Each line below should be retyped exactly, with no pictures.

GIVEN ENTRIES =>
_____

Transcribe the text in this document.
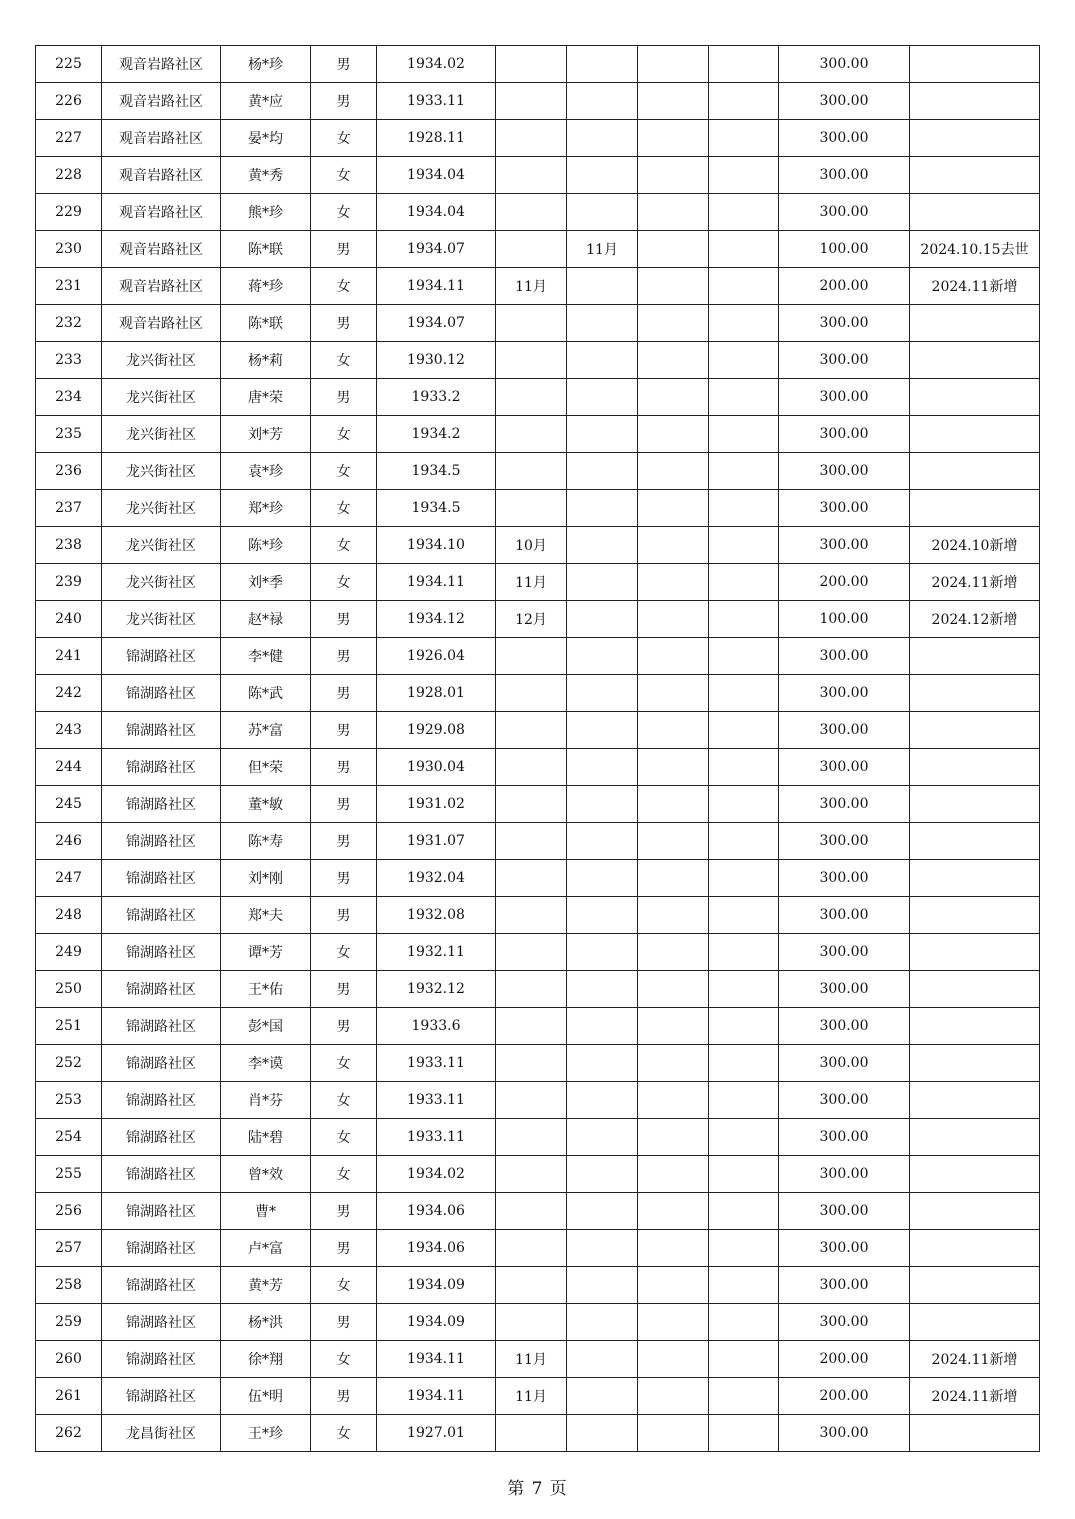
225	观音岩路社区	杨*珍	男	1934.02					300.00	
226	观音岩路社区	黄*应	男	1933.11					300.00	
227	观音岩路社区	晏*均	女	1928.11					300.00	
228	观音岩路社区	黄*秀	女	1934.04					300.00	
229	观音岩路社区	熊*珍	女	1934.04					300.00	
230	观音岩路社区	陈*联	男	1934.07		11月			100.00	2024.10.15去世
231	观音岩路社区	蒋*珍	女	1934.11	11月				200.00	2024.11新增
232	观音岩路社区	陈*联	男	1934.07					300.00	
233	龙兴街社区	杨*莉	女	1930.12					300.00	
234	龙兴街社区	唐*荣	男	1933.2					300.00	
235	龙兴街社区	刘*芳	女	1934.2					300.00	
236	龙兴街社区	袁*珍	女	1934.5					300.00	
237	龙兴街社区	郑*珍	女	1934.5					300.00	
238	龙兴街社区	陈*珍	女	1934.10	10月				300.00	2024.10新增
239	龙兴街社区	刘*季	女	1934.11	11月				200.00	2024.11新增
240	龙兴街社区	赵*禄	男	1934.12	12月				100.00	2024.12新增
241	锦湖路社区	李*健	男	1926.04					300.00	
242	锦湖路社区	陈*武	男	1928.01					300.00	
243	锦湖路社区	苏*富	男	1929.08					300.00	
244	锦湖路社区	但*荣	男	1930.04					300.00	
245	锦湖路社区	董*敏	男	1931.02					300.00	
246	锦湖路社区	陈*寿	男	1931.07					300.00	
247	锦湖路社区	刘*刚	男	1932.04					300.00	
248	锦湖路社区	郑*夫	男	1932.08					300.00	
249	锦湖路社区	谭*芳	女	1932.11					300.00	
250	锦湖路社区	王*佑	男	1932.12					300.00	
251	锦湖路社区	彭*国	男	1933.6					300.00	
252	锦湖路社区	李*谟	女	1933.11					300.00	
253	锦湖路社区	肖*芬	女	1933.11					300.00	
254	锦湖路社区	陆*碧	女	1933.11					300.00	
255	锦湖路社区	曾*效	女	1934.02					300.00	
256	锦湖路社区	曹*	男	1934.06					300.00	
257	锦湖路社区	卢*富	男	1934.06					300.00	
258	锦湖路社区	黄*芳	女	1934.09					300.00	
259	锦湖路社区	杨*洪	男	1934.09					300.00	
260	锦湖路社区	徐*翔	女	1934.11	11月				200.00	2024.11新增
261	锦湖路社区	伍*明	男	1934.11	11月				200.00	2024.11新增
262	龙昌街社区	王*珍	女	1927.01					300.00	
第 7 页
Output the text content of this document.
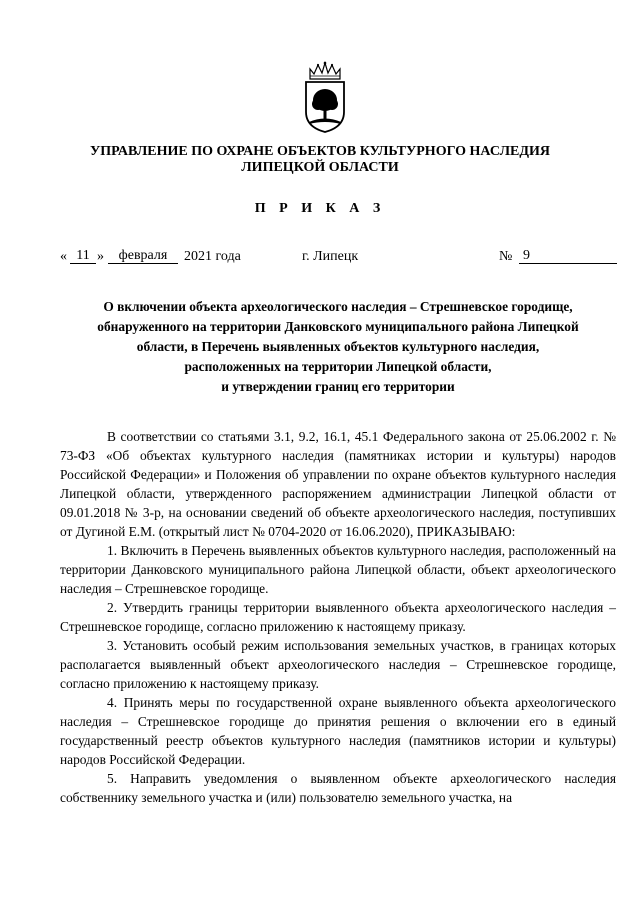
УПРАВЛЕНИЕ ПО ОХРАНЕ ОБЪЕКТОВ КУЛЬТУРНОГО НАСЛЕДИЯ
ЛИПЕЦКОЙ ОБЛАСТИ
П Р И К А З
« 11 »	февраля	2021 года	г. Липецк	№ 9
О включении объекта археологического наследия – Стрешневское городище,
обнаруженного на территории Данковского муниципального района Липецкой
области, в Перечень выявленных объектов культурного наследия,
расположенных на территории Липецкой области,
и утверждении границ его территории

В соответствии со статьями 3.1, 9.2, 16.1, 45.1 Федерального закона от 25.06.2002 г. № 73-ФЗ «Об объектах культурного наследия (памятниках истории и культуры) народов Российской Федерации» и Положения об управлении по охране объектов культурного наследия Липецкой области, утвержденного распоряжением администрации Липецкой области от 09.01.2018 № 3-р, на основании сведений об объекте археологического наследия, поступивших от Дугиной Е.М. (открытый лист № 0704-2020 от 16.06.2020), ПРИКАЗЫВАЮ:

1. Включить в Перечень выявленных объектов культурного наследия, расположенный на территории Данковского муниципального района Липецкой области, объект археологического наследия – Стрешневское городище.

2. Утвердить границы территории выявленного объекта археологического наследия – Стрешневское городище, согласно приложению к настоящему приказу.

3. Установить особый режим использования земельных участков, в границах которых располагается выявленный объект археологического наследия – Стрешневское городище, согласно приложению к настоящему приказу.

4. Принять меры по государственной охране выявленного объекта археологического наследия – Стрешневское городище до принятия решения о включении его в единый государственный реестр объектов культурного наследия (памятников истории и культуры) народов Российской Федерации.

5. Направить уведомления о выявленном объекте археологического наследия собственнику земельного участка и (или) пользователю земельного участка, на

_____

SOLVED PROBLEM =>
Transcribe the text in this document.
225	观音岩路社区	杨*珍	男	1934.02					300.00	
226	观音岩路社区	黄*应	男	1933.11					300.00	
227	观音岩路社区	晏*均	女	1928.11					300.00	
228	观音岩路社区	黄*秀	女	1934.04					300.00	
229	观音岩路社区	熊*珍	女	1934.04					300.00	
230	观音岩路社区	陈*联	男	1934.07		11月			100.00	2024.10.15去世
231	观音岩路社区	蒋*珍	女	1934.11	11月				200.00	2024.11新增
232	观音岩路社区	陈*联	男	1934.07					300.00	
233	龙兴街社区	杨*莉	女	1930.12					300.00	
234	龙兴街社区	唐*荣	男	1933.2					300.00	
235	龙兴街社区	刘*芳	女	1934.2					300.00	
236	龙兴街社区	袁*珍	女	1934.5					300.00	
237	龙兴街社区	郑*珍	女	1934.5					300.00	
238	龙兴街社区	陈*珍	女	1934.10	10月				300.00	2024.10新增
239	龙兴街社区	刘*季	女	1934.11	11月				200.00	2024.11新增
240	龙兴街社区	赵*禄	男	1934.12	12月				100.00	2024.12新增
241	锦湖路社区	李*健	男	1926.04					300.00	
242	锦湖路社区	陈*武	男	1928.01					300.00	
243	锦湖路社区	苏*富	男	1929.08					300.00	
244	锦湖路社区	但*荣	男	1930.04					300.00	
245	锦湖路社区	董*敏	男	1931.02					300.00	
246	锦湖路社区	陈*寿	男	1931.07					300.00	
247	锦湖路社区	刘*刚	男	1932.04					300.00	
248	锦湖路社区	郑*夫	男	1932.08					300.00	
249	锦湖路社区	谭*芳	女	1932.11					300.00	
250	锦湖路社区	王*佑	男	1932.12					300.00	
251	锦湖路社区	彭*国	男	1933.6					300.00	
252	锦湖路社区	李*谟	女	1933.11					300.00	
253	锦湖路社区	肖*芬	女	1933.11					300.00	
254	锦湖路社区	陆*碧	女	1933.11					300.00	
255	锦湖路社区	曾*效	女	1934.02					300.00	
256	锦湖路社区	曹*	男	1934.06					300.00	
257	锦湖路社区	卢*富	男	1934.06					300.00	
258	锦湖路社区	黄*芳	女	1934.09					300.00	
259	锦湖路社区	杨*洪	男	1934.09					300.00	
260	锦湖路社区	徐*翔	女	1934.11	11月				200.00	2024.11新增
261	锦湖路社区	伍*明	男	1934.11	11月				200.00	2024.11新增
262	龙昌街社区	王*珍	女	1927.01					300.00	
第 7 页
Output the text content of this document.
УПРАВЛЕНИЕ ПО ОХРАНЕ ОБЪЕКТОВ КУЛЬТУРНОГО НАСЛЕДИЯ
ЛИПЕЦКОЙ ОБЛАСТИ
П Р И К А З
« 11 »	февраля	2021 года	г. Липецк	№ 9
О включении объекта археологического наследия – Стрешневское городище,
обнаруженного на территории Данковского муниципального района Липецкой
области, в Перечень выявленных объектов культурного наследия,
расположенных на территории Липецкой области,
и утверждении границ его территории

В соответствии со статьями 3.1, 9.2, 16.1, 45.1 Федерального закона от 25.06.2002 г. № 73-ФЗ «Об объектах культурного наследия (памятниках истории и культуры) народов Российской Федерации» и Положения об управлении по охране объектов культурного наследия Липецкой области, утвержденного распоряжением администрации Липецкой области от 09.01.2018 № 3-р, на основании сведений об объекте археологического наследия, поступивших от Дугиной Е.М. (открытый лист № 0704-2020 от 16.06.2020), ПРИКАЗЫВАЮ:

1. Включить в Перечень выявленных объектов культурного наследия, расположенный на территории Данковского муниципального района Липецкой области, объект археологического наследия – Стрешневское городище.

2. Утвердить границы территории выявленного объекта археологического наследия – Стрешневское городище, согласно приложению к настоящему приказу.

3. Установить особый режим использования земельных участков, в границах которых располагается выявленный объект археологического наследия – Стрешневское городище, согласно приложению к настоящему приказу.

4. Принять меры по государственной охране выявленного объекта археологического наследия – Стрешневское городище до принятия решения о включении его в единый государственный реестр объектов культурного наследия (памятников истории и культуры) народов Российской Федерации.

5. Направить уведомления о выявленном объекте археологического наследия собственнику земельного участка и (или) пользователю земельного участка, на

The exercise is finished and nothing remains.